#### Stored data

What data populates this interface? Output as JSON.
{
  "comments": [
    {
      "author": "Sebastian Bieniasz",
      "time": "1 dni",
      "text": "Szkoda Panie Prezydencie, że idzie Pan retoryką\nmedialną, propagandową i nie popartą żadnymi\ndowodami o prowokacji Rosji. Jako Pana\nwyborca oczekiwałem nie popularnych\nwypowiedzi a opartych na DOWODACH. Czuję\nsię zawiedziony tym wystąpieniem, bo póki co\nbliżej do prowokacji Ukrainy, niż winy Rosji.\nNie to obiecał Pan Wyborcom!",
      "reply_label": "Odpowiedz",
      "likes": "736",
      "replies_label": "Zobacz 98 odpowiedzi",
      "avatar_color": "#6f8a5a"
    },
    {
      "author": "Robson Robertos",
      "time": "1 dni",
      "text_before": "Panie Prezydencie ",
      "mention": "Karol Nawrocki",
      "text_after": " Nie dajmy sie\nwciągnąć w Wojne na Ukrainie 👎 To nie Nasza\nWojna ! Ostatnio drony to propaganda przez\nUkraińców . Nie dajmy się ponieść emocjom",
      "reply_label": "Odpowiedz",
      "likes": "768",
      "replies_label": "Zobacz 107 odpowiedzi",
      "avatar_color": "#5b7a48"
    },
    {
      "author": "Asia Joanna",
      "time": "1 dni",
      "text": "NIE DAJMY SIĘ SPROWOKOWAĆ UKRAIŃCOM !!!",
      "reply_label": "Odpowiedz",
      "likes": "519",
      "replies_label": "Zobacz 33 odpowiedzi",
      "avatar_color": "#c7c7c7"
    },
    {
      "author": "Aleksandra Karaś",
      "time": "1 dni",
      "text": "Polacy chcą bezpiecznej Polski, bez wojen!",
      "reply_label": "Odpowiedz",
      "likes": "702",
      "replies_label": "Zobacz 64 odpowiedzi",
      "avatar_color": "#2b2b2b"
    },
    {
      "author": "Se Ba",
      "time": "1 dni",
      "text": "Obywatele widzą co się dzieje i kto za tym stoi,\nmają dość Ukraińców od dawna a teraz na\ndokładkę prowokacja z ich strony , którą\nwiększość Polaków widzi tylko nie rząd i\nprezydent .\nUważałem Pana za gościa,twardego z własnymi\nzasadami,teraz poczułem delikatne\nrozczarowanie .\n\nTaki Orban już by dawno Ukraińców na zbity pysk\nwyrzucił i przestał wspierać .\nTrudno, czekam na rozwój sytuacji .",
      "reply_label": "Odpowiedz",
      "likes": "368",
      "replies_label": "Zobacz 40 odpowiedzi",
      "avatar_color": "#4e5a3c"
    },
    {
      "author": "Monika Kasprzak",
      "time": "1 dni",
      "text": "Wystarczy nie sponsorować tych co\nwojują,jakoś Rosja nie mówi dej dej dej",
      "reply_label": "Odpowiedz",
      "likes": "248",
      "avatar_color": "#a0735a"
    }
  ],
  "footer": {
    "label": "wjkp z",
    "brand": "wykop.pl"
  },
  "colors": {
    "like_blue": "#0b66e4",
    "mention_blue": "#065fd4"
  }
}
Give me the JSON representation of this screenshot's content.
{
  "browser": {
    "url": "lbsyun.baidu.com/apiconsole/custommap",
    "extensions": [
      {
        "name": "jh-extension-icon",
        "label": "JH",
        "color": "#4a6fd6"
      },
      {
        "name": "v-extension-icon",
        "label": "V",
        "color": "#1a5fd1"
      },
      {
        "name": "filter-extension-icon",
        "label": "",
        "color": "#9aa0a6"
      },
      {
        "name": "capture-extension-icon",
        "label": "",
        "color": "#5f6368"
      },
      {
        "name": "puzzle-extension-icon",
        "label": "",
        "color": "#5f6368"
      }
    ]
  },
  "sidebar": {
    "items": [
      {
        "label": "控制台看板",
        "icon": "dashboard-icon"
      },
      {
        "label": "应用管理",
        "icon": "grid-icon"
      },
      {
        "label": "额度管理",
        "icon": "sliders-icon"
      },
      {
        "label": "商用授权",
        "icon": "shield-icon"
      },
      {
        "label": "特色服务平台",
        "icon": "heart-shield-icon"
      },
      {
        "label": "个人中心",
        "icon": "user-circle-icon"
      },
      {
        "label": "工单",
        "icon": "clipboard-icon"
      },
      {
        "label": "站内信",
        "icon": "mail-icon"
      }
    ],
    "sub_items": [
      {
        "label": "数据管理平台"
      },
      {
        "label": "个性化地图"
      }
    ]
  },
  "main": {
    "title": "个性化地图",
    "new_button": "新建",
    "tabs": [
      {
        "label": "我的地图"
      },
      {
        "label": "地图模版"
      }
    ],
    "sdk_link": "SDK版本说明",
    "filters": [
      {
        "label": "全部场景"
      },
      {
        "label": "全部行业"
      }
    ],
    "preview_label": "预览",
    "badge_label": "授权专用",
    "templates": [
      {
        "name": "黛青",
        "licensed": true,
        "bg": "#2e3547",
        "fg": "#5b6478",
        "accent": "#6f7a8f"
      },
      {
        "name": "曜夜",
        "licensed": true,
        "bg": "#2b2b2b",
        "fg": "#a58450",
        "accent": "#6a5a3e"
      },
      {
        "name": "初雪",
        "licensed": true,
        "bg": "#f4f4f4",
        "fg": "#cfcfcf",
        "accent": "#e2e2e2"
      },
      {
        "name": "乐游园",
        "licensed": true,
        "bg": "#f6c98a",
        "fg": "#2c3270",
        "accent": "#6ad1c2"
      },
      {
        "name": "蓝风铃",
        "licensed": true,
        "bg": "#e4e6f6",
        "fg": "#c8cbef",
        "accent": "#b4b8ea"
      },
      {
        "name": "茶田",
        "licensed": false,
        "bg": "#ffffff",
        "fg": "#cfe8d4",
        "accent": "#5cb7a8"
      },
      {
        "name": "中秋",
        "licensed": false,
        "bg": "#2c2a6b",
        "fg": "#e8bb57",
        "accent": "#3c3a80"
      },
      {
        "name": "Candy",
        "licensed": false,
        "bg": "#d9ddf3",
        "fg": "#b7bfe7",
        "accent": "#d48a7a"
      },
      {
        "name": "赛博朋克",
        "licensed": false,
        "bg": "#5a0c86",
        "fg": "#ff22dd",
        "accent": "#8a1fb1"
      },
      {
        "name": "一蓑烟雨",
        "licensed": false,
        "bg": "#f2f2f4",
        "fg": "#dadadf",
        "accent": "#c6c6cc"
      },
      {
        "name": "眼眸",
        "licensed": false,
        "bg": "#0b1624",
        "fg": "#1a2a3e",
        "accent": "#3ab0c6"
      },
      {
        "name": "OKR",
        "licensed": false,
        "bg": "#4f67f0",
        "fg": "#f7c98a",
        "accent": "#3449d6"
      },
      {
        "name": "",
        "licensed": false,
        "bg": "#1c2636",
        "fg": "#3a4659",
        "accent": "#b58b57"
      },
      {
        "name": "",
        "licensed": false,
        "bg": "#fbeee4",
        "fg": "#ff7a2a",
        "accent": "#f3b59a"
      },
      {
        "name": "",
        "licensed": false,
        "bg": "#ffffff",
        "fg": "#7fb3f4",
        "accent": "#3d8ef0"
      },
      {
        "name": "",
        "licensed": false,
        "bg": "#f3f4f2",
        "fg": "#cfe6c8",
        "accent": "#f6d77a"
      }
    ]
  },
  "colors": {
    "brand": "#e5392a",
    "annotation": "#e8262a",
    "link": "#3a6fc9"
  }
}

########
#### Stored data

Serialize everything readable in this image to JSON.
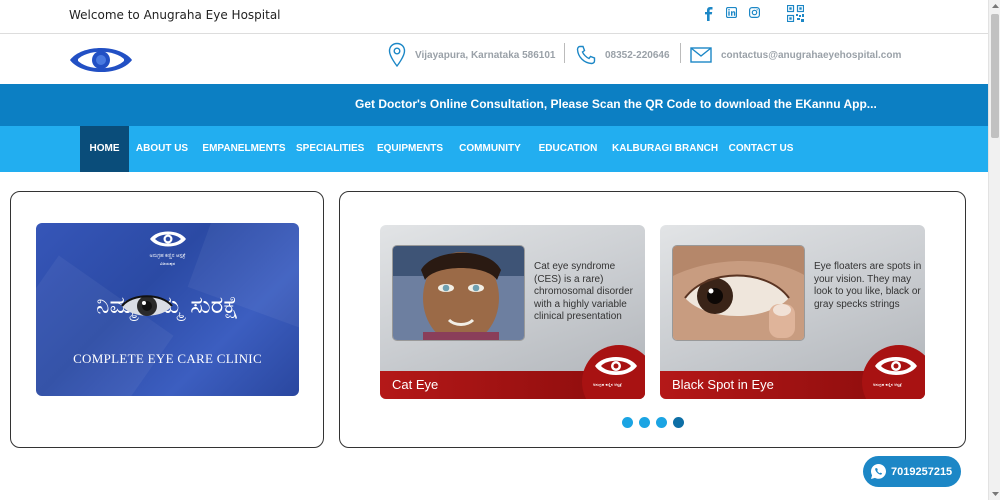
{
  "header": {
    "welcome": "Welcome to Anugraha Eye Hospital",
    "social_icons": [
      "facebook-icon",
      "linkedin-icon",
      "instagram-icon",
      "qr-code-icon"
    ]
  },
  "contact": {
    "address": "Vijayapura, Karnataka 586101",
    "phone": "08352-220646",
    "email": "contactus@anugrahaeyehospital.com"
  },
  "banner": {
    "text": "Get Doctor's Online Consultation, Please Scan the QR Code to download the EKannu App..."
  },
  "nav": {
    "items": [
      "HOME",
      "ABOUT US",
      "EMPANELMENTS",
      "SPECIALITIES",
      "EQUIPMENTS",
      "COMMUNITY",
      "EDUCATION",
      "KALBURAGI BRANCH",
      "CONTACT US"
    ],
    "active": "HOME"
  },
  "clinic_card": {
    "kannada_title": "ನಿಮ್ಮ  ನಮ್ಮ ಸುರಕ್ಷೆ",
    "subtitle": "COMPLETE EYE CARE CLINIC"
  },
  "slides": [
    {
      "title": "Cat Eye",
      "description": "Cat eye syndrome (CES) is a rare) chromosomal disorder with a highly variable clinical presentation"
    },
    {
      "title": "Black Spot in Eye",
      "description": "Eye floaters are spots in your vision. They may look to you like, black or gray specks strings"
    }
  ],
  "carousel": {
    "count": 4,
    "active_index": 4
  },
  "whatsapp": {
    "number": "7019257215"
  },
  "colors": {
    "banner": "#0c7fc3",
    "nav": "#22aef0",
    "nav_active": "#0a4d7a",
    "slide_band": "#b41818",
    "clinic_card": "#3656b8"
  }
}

########

▶ _Set problem_: Pull out all lines from the listing that contain the string "Prezydencie".

▶ _Problem solution_:
      "text": "Szkoda Panie Prezydencie, że idzie Pan retoryką\nmedialną, propagandową i nie popartą żadnymi\ndowodami o prowokacji Rosji. Jako Pana\nwyborca oczekiwałem nie popularnych\nwypowiedzi a opartych na DOWODACH. Czuję\nsię zawiedziony tym wystąpieniem, bo póki co\nbliżej do prowokacji Ukrainy, niż winy Rosji.\nNie to obiecał Pan Wyborcom!",
      "text_before": "Panie Prezydencie ",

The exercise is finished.